# SET TASK
Quote all entries in full, exactly.

** START OF RECORDS PROVIDED **

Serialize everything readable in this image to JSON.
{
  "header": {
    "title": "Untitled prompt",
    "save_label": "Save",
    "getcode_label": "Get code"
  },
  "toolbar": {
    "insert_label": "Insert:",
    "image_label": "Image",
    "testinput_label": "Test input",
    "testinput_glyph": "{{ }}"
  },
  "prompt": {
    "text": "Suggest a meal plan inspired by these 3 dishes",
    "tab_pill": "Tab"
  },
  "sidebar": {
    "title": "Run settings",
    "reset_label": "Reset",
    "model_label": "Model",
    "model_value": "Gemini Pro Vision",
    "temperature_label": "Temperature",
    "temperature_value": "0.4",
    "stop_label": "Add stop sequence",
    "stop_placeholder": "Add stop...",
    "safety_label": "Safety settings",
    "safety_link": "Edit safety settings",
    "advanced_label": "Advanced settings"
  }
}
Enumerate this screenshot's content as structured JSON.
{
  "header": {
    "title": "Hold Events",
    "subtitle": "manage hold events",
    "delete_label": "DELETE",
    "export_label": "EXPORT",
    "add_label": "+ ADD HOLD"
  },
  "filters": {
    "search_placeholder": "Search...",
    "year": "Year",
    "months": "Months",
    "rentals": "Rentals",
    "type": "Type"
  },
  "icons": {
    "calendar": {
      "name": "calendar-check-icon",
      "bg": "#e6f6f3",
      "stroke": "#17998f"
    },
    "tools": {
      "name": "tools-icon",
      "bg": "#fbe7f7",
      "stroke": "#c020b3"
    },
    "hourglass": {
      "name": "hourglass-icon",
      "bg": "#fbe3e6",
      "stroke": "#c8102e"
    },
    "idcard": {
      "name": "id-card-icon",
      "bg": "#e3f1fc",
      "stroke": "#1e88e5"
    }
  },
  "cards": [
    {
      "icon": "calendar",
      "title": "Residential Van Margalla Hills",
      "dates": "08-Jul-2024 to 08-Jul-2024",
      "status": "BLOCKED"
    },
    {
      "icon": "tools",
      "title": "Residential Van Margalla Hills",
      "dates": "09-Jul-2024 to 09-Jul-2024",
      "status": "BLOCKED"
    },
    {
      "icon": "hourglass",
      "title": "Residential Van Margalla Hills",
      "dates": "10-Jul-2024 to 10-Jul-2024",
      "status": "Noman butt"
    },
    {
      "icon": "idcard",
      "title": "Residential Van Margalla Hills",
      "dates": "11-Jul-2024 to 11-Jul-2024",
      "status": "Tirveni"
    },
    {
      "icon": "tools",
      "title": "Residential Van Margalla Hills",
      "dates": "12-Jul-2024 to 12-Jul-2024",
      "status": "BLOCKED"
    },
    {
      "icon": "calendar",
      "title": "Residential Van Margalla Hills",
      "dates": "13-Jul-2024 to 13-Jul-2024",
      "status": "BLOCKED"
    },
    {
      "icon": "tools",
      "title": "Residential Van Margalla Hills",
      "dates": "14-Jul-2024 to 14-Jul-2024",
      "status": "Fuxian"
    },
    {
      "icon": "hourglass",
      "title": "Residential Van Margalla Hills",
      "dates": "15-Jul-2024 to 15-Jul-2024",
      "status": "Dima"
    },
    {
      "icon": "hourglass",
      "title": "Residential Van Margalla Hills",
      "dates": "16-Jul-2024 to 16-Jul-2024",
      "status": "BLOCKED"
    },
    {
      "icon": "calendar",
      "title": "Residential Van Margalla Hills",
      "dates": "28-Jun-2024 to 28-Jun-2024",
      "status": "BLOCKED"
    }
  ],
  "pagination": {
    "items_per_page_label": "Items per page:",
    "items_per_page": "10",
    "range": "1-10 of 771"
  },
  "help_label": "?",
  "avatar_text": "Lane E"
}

** END OF RECORDS PROVIDED **

# ANSWER IN FULL
Serialize everything readable in this image to JSON.
{
  "header": {
    "title": "Untitled prompt",
    "save_label": "Save",
    "getcode_label": "Get code"
  },
  "toolbar": {
    "insert_label": "Insert:",
    "image_label": "Image",
    "testinput_label": "Test input",
    "testinput_glyph": "{{ }}"
  },
  "prompt": {
    "text": "Suggest a meal plan inspired by these 3 dishes",
    "tab_pill": "Tab"
  },
  "sidebar": {
    "title": "Run settings",
    "reset_label": "Reset",
    "model_label": "Model",
    "model_value": "Gemini Pro Vision",
    "temperature_label": "Temperature",
    "temperature_value": "0.4",
    "stop_label": "Add stop sequence",
    "stop_placeholder": "Add stop...",
    "safety_label": "Safety settings",
    "safety_link": "Edit safety settings",
    "advanced_label": "Advanced settings"
  }
}
Enumerate this screenshot's content as structured JSON.
{
  "header": {
    "title": "Hold Events",
    "subtitle": "manage hold events",
    "delete_label": "DELETE",
    "export_label": "EXPORT",
    "add_label": "+ ADD HOLD"
  },
  "filters": {
    "search_placeholder": "Search...",
    "year": "Year",
    "months": "Months",
    "rentals": "Rentals",
    "type": "Type"
  },
  "icons": {
    "calendar": {
      "name": "calendar-check-icon",
      "bg": "#e6f6f3",
      "stroke": "#17998f"
    },
    "tools": {
      "name": "tools-icon",
      "bg": "#fbe7f7",
      "stroke": "#c020b3"
    },
    "hourglass": {
      "name": "hourglass-icon",
      "bg": "#fbe3e6",
      "stroke": "#c8102e"
    },
    "idcard": {
      "name": "id-card-icon",
      "bg": "#e3f1fc",
      "stroke": "#1e88e5"
    }
  },
  "cards": [
    {
      "icon": "calendar",
      "title": "Residential Van Margalla Hills",
      "dates": "08-Jul-2024 to 08-Jul-2024",
      "status": "BLOCKED"
    },
    {
      "icon": "tools",
      "title": "Residential Van Margalla Hills",
      "dates": "09-Jul-2024 to 09-Jul-2024",
      "status": "BLOCKED"
    },
    {
      "icon": "hourglass",
      "title": "Residential Van Margalla Hills",
      "dates": "10-Jul-2024 to 10-Jul-2024",
      "status": "Noman butt"
    },
    {
      "icon": "idcard",
      "title": "Residential Van Margalla Hills",
      "dates": "11-Jul-2024 to 11-Jul-2024",
      "status": "Tirveni"
    },
    {
      "icon": "tools",
      "title": "Residential Van Margalla Hills",
      "dates": "12-Jul-2024 to 12-Jul-2024",
      "status": "BLOCKED"
    },
    {
      "icon": "calendar",
      "title": "Residential Van Margalla Hills",
      "dates": "13-Jul-2024 to 13-Jul-2024",
      "status": "BLOCKED"
    },
    {
      "icon": "tools",
      "title": "Residential Van Margalla Hills",
      "dates": "14-Jul-2024 to 14-Jul-2024",
      "status": "Fuxian"
    },
    {
      "icon": "hourglass",
      "title": "Residential Van Margalla Hills",
      "dates": "15-Jul-2024 to 15-Jul-2024",
      "status": "Dima"
    },
    {
      "icon": "hourglass",
      "title": "Residential Van Margalla Hills",
      "dates": "16-Jul-2024 to 16-Jul-2024",
      "status": "BLOCKED"
    },
    {
      "icon": "calendar",
      "title": "Residential Van Margalla Hills",
      "dates": "28-Jun-2024 to 28-Jun-2024",
      "status": "BLOCKED"
    }
  ],
  "pagination": {
    "items_per_page_label": "Items per page:",
    "items_per_page": "10",
    "range": "1-10 of 771"
  },
  "help_label": "?",
  "avatar_text": "Lane E"
}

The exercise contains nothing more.